* DESCRIPTION OF THE TASK:
What follows is a listing to be transcribed exactly.

┌─ RECORDS SHOWN

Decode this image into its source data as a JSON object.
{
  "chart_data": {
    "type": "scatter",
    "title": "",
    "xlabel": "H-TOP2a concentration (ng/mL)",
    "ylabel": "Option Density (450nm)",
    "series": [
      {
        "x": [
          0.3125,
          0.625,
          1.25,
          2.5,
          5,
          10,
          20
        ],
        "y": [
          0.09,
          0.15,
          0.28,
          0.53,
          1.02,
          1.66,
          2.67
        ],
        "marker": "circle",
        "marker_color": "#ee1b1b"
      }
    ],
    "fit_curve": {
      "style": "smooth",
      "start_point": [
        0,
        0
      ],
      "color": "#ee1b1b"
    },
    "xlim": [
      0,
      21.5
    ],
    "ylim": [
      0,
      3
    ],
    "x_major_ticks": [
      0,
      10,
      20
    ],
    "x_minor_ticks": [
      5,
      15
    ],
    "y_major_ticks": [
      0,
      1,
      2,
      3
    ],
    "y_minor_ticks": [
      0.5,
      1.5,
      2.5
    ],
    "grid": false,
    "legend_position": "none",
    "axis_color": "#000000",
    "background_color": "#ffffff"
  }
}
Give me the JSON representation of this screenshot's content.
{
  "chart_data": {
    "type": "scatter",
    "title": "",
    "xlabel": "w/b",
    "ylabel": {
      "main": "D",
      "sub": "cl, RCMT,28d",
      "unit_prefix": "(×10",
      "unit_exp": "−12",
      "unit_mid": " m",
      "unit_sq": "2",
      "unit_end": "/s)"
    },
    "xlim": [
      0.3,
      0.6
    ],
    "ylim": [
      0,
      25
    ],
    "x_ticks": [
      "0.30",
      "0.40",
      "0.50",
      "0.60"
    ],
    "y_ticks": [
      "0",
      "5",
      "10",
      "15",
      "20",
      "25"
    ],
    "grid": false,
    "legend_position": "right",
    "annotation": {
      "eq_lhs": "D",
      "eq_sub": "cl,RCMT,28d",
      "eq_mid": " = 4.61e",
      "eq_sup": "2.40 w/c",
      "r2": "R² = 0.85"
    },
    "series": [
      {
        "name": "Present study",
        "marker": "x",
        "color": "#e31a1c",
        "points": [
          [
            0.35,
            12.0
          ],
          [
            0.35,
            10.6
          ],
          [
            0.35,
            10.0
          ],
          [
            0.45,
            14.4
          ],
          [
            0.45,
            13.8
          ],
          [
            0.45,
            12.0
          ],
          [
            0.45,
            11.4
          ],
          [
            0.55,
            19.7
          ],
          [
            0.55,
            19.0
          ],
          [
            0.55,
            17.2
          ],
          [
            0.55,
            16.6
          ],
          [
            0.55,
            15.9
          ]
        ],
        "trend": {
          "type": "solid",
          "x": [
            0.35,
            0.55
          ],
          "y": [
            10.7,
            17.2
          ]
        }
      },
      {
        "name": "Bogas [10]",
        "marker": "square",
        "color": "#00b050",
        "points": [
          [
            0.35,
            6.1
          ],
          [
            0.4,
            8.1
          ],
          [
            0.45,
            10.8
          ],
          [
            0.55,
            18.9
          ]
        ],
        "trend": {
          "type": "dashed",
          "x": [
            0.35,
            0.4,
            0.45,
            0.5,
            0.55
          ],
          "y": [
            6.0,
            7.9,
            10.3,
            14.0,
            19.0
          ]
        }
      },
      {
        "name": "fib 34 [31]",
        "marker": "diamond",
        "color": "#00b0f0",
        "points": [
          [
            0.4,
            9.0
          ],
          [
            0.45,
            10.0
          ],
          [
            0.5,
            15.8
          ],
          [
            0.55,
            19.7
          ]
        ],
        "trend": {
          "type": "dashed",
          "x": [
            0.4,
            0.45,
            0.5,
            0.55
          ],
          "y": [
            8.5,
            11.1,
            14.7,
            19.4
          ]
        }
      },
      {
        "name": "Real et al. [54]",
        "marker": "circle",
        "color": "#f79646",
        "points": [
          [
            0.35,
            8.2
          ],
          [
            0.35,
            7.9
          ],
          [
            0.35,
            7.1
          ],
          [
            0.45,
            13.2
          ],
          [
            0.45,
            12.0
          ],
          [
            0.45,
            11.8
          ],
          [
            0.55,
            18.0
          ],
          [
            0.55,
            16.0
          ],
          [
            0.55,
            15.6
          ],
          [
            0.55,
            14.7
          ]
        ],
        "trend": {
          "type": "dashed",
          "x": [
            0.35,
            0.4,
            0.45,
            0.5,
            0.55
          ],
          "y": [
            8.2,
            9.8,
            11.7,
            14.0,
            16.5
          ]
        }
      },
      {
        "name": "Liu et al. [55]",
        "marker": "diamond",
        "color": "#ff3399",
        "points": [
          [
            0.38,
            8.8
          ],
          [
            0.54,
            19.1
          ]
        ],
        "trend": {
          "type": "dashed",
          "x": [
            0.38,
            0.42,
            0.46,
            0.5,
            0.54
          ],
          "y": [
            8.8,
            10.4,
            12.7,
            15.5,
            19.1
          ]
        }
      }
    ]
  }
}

└─

* RESPONSE TO THIS TASK:
Decode this image into its source data as a JSON object.
{
  "chart_data": {
    "type": "scatter",
    "title": "",
    "xlabel": "H-TOP2a concentration (ng/mL)",
    "ylabel": "Option Density (450nm)",
    "series": [
      {
        "x": [
          0.3125,
          0.625,
          1.25,
          2.5,
          5,
          10,
          20
        ],
        "y": [
          0.09,
          0.15,
          0.28,
          0.53,
          1.02,
          1.66,
          2.67
        ],
        "marker": "circle",
        "marker_color": "#ee1b1b"
      }
    ],
    "fit_curve": {
      "style": "smooth",
      "start_point": [
        0,
        0
      ],
      "color": "#ee1b1b"
    },
    "xlim": [
      0,
      21.5
    ],
    "ylim": [
      0,
      3
    ],
    "x_major_ticks": [
      0,
      10,
      20
    ],
    "x_minor_ticks": [
      5,
      15
    ],
    "y_major_ticks": [
      0,
      1,
      2,
      3
    ],
    "y_minor_ticks": [
      0.5,
      1.5,
      2.5
    ],
    "grid": false,
    "legend_position": "none",
    "axis_color": "#000000",
    "background_color": "#ffffff"
  }
}
Give me the JSON representation of this screenshot's content.
{
  "chart_data": {
    "type": "scatter",
    "title": "",
    "xlabel": "w/b",
    "ylabel": {
      "main": "D",
      "sub": "cl, RCMT,28d",
      "unit_prefix": "(×10",
      "unit_exp": "−12",
      "unit_mid": " m",
      "unit_sq": "2",
      "unit_end": "/s)"
    },
    "xlim": [
      0.3,
      0.6
    ],
    "ylim": [
      0,
      25
    ],
    "x_ticks": [
      "0.30",
      "0.40",
      "0.50",
      "0.60"
    ],
    "y_ticks": [
      "0",
      "5",
      "10",
      "15",
      "20",
      "25"
    ],
    "grid": false,
    "legend_position": "right",
    "annotation": {
      "eq_lhs": "D",
      "eq_sub": "cl,RCMT,28d",
      "eq_mid": " = 4.61e",
      "eq_sup": "2.40 w/c",
      "r2": "R² = 0.85"
    },
    "series": [
      {
        "name": "Present study",
        "marker": "x",
        "color": "#e31a1c",
        "points": [
          [
            0.35,
            12.0
          ],
          [
            0.35,
            10.6
          ],
          [
            0.35,
            10.0
          ],
          [
            0.45,
            14.4
          ],
          [
            0.45,
            13.8
          ],
          [
            0.45,
            12.0
          ],
          [
            0.45,
            11.4
          ],
          [
            0.55,
            19.7
          ],
          [
            0.55,
            19.0
          ],
          [
            0.55,
            17.2
          ],
          [
            0.55,
            16.6
          ],
          [
            0.55,
            15.9
          ]
        ],
        "trend": {
          "type": "solid",
          "x": [
            0.35,
            0.55
          ],
          "y": [
            10.7,
            17.2
          ]
        }
      },
      {
        "name": "Bogas [10]",
        "marker": "square",
        "color": "#00b050",
        "points": [
          [
            0.35,
            6.1
          ],
          [
            0.4,
            8.1
          ],
          [
            0.45,
            10.8
          ],
          [
            0.55,
            18.9
          ]
        ],
        "trend": {
          "type": "dashed",
          "x": [
            0.35,
            0.4,
            0.45,
            0.5,
            0.55
          ],
          "y": [
            6.0,
            7.9,
            10.3,
            14.0,
            19.0
          ]
        }
      },
      {
        "name": "fib 34 [31]",
        "marker": "diamond",
        "color": "#00b0f0",
        "points": [
          [
            0.4,
            9.0
          ],
          [
            0.45,
            10.0
          ],
          [
            0.5,
            15.8
          ],
          [
            0.55,
            19.7
          ]
        ],
        "trend": {
          "type": "dashed",
          "x": [
            0.4,
            0.45,
            0.5,
            0.55
          ],
          "y": [
            8.5,
            11.1,
            14.7,
            19.4
          ]
        }
      },
      {
        "name": "Real et al. [54]",
        "marker": "circle",
        "color": "#f79646",
        "points": [
          [
            0.35,
            8.2
          ],
          [
            0.35,
            7.9
          ],
          [
            0.35,
            7.1
          ],
          [
            0.45,
            13.2
          ],
          [
            0.45,
            12.0
          ],
          [
            0.45,
            11.8
          ],
          [
            0.55,
            18.0
          ],
          [
            0.55,
            16.0
          ],
          [
            0.55,
            15.6
          ],
          [
            0.55,
            14.7
          ]
        ],
        "trend": {
          "type": "dashed",
          "x": [
            0.35,
            0.4,
            0.45,
            0.5,
            0.55
          ],
          "y": [
            8.2,
            9.8,
            11.7,
            14.0,
            16.5
          ]
        }
      },
      {
        "name": "Liu et al. [55]",
        "marker": "diamond",
        "color": "#ff3399",
        "points": [
          [
            0.38,
            8.8
          ],
          [
            0.54,
            19.1
          ]
        ],
        "trend": {
          "type": "dashed",
          "x": [
            0.38,
            0.42,
            0.46,
            0.5,
            0.54
          ],
          "y": [
            8.8,
            10.4,
            12.7,
            15.5,
            19.1
          ]
        }
      }
    ]
  }
}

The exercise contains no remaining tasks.